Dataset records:
Start

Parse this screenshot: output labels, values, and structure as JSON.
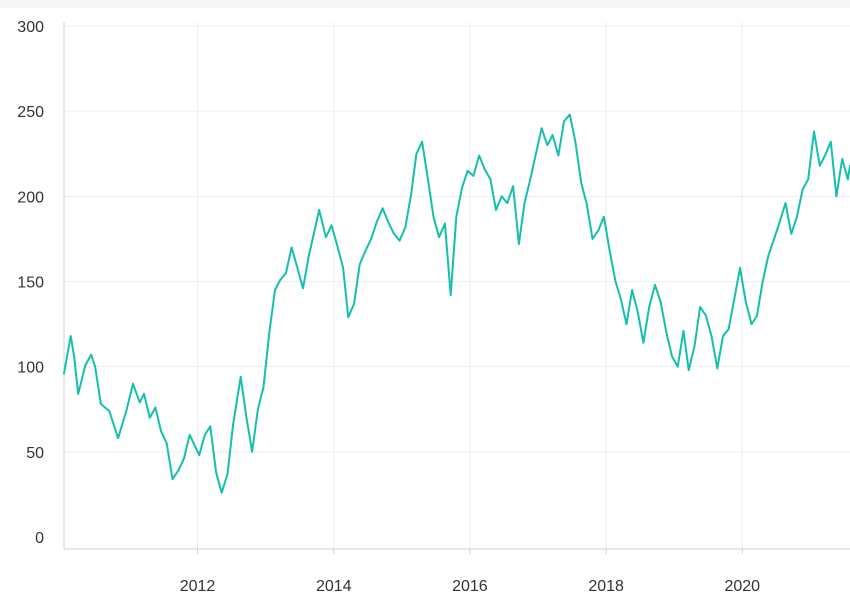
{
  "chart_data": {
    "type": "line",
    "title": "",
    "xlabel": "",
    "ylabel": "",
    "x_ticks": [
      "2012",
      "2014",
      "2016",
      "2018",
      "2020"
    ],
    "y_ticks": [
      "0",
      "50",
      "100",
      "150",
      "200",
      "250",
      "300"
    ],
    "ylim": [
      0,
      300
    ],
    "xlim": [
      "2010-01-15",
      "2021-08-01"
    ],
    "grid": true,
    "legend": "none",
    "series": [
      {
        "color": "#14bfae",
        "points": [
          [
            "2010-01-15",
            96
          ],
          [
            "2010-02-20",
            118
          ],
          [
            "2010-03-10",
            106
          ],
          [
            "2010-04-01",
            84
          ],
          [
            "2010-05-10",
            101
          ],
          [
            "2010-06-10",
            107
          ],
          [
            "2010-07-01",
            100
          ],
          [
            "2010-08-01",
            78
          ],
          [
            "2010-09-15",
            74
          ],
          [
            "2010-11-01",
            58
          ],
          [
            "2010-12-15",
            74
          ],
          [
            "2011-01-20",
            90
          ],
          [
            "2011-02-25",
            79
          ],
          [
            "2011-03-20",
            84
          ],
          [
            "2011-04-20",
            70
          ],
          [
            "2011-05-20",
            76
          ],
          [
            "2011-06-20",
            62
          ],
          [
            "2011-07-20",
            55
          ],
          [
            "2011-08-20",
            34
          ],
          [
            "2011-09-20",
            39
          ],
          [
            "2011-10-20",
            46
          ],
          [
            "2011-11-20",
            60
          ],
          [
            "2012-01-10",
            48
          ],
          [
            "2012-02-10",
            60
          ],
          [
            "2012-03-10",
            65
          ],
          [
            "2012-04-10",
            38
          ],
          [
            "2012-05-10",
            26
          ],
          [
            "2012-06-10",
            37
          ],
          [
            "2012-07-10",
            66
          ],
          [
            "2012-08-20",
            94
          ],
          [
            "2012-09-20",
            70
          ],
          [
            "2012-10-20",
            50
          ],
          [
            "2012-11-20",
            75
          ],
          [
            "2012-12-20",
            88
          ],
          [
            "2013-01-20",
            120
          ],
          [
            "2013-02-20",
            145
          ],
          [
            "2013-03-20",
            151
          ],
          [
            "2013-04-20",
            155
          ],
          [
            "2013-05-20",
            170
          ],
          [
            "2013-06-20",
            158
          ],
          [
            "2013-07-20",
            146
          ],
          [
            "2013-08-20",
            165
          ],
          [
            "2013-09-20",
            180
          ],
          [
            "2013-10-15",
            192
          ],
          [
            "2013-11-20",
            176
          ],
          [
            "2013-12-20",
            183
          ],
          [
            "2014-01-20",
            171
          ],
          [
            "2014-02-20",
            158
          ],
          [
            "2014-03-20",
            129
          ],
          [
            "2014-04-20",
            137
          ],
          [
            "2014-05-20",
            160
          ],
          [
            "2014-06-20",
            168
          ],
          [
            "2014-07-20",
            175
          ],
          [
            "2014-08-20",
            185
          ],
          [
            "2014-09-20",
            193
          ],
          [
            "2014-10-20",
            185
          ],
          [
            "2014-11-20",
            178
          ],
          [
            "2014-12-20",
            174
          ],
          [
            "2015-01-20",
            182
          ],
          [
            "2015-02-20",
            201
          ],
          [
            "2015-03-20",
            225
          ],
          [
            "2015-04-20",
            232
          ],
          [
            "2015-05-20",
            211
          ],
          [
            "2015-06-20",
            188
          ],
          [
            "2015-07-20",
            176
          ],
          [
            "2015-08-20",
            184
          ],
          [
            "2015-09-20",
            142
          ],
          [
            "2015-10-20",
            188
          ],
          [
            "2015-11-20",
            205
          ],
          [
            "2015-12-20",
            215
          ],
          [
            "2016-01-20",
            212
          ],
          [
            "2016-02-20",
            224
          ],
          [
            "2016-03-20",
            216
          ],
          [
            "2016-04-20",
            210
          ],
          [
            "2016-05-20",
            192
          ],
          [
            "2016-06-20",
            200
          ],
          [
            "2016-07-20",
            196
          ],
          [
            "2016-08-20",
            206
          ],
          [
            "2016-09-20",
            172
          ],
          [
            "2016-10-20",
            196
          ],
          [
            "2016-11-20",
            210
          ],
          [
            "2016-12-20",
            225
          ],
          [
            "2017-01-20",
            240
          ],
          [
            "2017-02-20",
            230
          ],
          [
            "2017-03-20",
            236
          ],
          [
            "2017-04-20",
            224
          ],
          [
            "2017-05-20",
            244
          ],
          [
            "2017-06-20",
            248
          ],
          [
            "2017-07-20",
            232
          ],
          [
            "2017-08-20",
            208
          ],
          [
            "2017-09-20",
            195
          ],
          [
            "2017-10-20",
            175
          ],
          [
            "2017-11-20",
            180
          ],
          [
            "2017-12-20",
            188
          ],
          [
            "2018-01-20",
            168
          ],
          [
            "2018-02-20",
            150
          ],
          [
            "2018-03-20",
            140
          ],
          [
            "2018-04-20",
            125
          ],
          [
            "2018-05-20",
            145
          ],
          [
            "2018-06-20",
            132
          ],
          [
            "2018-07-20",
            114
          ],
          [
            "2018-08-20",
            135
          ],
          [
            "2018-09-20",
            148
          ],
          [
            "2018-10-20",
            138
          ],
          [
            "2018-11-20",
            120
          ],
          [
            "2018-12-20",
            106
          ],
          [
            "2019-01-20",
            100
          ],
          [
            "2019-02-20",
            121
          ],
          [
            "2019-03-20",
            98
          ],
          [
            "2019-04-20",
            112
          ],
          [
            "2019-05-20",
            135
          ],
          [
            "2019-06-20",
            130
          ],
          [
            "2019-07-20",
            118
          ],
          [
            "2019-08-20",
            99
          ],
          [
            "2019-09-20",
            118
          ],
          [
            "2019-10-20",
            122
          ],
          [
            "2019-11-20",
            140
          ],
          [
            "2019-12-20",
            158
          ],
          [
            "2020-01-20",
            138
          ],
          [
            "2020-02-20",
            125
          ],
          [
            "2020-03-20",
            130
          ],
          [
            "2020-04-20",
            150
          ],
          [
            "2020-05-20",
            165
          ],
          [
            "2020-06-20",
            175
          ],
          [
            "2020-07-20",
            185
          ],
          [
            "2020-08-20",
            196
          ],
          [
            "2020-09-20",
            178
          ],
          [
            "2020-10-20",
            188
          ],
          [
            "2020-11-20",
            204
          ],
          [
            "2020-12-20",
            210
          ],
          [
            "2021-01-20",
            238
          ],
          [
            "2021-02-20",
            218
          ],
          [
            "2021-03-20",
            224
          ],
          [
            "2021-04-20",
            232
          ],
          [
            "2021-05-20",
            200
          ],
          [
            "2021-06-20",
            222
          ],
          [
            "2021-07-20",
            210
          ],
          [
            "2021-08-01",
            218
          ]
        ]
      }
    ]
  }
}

End

Job — Repeat all the data as it stands, dropping any images it holds.

Task solution —
Parse this screenshot: output labels, values, and structure as JSON.
{
  "chart_data": {
    "type": "line",
    "title": "",
    "xlabel": "",
    "ylabel": "",
    "x_ticks": [
      "2012",
      "2014",
      "2016",
      "2018",
      "2020"
    ],
    "y_ticks": [
      "0",
      "50",
      "100",
      "150",
      "200",
      "250",
      "300"
    ],
    "ylim": [
      0,
      300
    ],
    "xlim": [
      "2010-01-15",
      "2021-08-01"
    ],
    "grid": true,
    "legend": "none",
    "series": [
      {
        "color": "#14bfae",
        "points": [
          [
            "2010-01-15",
            96
          ],
          [
            "2010-02-20",
            118
          ],
          [
            "2010-03-10",
            106
          ],
          [
            "2010-04-01",
            84
          ],
          [
            "2010-05-10",
            101
          ],
          [
            "2010-06-10",
            107
          ],
          [
            "2010-07-01",
            100
          ],
          [
            "2010-08-01",
            78
          ],
          [
            "2010-09-15",
            74
          ],
          [
            "2010-11-01",
            58
          ],
          [
            "2010-12-15",
            74
          ],
          [
            "2011-01-20",
            90
          ],
          [
            "2011-02-25",
            79
          ],
          [
            "2011-03-20",
            84
          ],
          [
            "2011-04-20",
            70
          ],
          [
            "2011-05-20",
            76
          ],
          [
            "2011-06-20",
            62
          ],
          [
            "2011-07-20",
            55
          ],
          [
            "2011-08-20",
            34
          ],
          [
            "2011-09-20",
            39
          ],
          [
            "2011-10-20",
            46
          ],
          [
            "2011-11-20",
            60
          ],
          [
            "2012-01-10",
            48
          ],
          [
            "2012-02-10",
            60
          ],
          [
            "2012-03-10",
            65
          ],
          [
            "2012-04-10",
            38
          ],
          [
            "2012-05-10",
            26
          ],
          [
            "2012-06-10",
            37
          ],
          [
            "2012-07-10",
            66
          ],
          [
            "2012-08-20",
            94
          ],
          [
            "2012-09-20",
            70
          ],
          [
            "2012-10-20",
            50
          ],
          [
            "2012-11-20",
            75
          ],
          [
            "2012-12-20",
            88
          ],
          [
            "2013-01-20",
            120
          ],
          [
            "2013-02-20",
            145
          ],
          [
            "2013-03-20",
            151
          ],
          [
            "2013-04-20",
            155
          ],
          [
            "2013-05-20",
            170
          ],
          [
            "2013-06-20",
            158
          ],
          [
            "2013-07-20",
            146
          ],
          [
            "2013-08-20",
            165
          ],
          [
            "2013-09-20",
            180
          ],
          [
            "2013-10-15",
            192
          ],
          [
            "2013-11-20",
            176
          ],
          [
            "2013-12-20",
            183
          ],
          [
            "2014-01-20",
            171
          ],
          [
            "2014-02-20",
            158
          ],
          [
            "2014-03-20",
            129
          ],
          [
            "2014-04-20",
            137
          ],
          [
            "2014-05-20",
            160
          ],
          [
            "2014-06-20",
            168
          ],
          [
            "2014-07-20",
            175
          ],
          [
            "2014-08-20",
            185
          ],
          [
            "2014-09-20",
            193
          ],
          [
            "2014-10-20",
            185
          ],
          [
            "2014-11-20",
            178
          ],
          [
            "2014-12-20",
            174
          ],
          [
            "2015-01-20",
            182
          ],
          [
            "2015-02-20",
            201
          ],
          [
            "2015-03-20",
            225
          ],
          [
            "2015-04-20",
            232
          ],
          [
            "2015-05-20",
            211
          ],
          [
            "2015-06-20",
            188
          ],
          [
            "2015-07-20",
            176
          ],
          [
            "2015-08-20",
            184
          ],
          [
            "2015-09-20",
            142
          ],
          [
            "2015-10-20",
            188
          ],
          [
            "2015-11-20",
            205
          ],
          [
            "2015-12-20",
            215
          ],
          [
            "2016-01-20",
            212
          ],
          [
            "2016-02-20",
            224
          ],
          [
            "2016-03-20",
            216
          ],
          [
            "2016-04-20",
            210
          ],
          [
            "2016-05-20",
            192
          ],
          [
            "2016-06-20",
            200
          ],
          [
            "2016-07-20",
            196
          ],
          [
            "2016-08-20",
            206
          ],
          [
            "2016-09-20",
            172
          ],
          [
            "2016-10-20",
            196
          ],
          [
            "2016-11-20",
            210
          ],
          [
            "2016-12-20",
            225
          ],
          [
            "2017-01-20",
            240
          ],
          [
            "2017-02-20",
            230
          ],
          [
            "2017-03-20",
            236
          ],
          [
            "2017-04-20",
            224
          ],
          [
            "2017-05-20",
            244
          ],
          [
            "2017-06-20",
            248
          ],
          [
            "2017-07-20",
            232
          ],
          [
            "2017-08-20",
            208
          ],
          [
            "2017-09-20",
            195
          ],
          [
            "2017-10-20",
            175
          ],
          [
            "2017-11-20",
            180
          ],
          [
            "2017-12-20",
            188
          ],
          [
            "2018-01-20",
            168
          ],
          [
            "2018-02-20",
            150
          ],
          [
            "2018-03-20",
            140
          ],
          [
            "2018-04-20",
            125
          ],
          [
            "2018-05-20",
            145
          ],
          [
            "2018-06-20",
            132
          ],
          [
            "2018-07-20",
            114
          ],
          [
            "2018-08-20",
            135
          ],
          [
            "2018-09-20",
            148
          ],
          [
            "2018-10-20",
            138
          ],
          [
            "2018-11-20",
            120
          ],
          [
            "2018-12-20",
            106
          ],
          [
            "2019-01-20",
            100
          ],
          [
            "2019-02-20",
            121
          ],
          [
            "2019-03-20",
            98
          ],
          [
            "2019-04-20",
            112
          ],
          [
            "2019-05-20",
            135
          ],
          [
            "2019-06-20",
            130
          ],
          [
            "2019-07-20",
            118
          ],
          [
            "2019-08-20",
            99
          ],
          [
            "2019-09-20",
            118
          ],
          [
            "2019-10-20",
            122
          ],
          [
            "2019-11-20",
            140
          ],
          [
            "2019-12-20",
            158
          ],
          [
            "2020-01-20",
            138
          ],
          [
            "2020-02-20",
            125
          ],
          [
            "2020-03-20",
            130
          ],
          [
            "2020-04-20",
            150
          ],
          [
            "2020-05-20",
            165
          ],
          [
            "2020-06-20",
            175
          ],
          [
            "2020-07-20",
            185
          ],
          [
            "2020-08-20",
            196
          ],
          [
            "2020-09-20",
            178
          ],
          [
            "2020-10-20",
            188
          ],
          [
            "2020-11-20",
            204
          ],
          [
            "2020-12-20",
            210
          ],
          [
            "2021-01-20",
            238
          ],
          [
            "2021-02-20",
            218
          ],
          [
            "2021-03-20",
            224
          ],
          [
            "2021-04-20",
            232
          ],
          [
            "2021-05-20",
            200
          ],
          [
            "2021-06-20",
            222
          ],
          [
            "2021-07-20",
            210
          ],
          [
            "2021-08-01",
            218
          ]
        ]
      }
    ]
  }
}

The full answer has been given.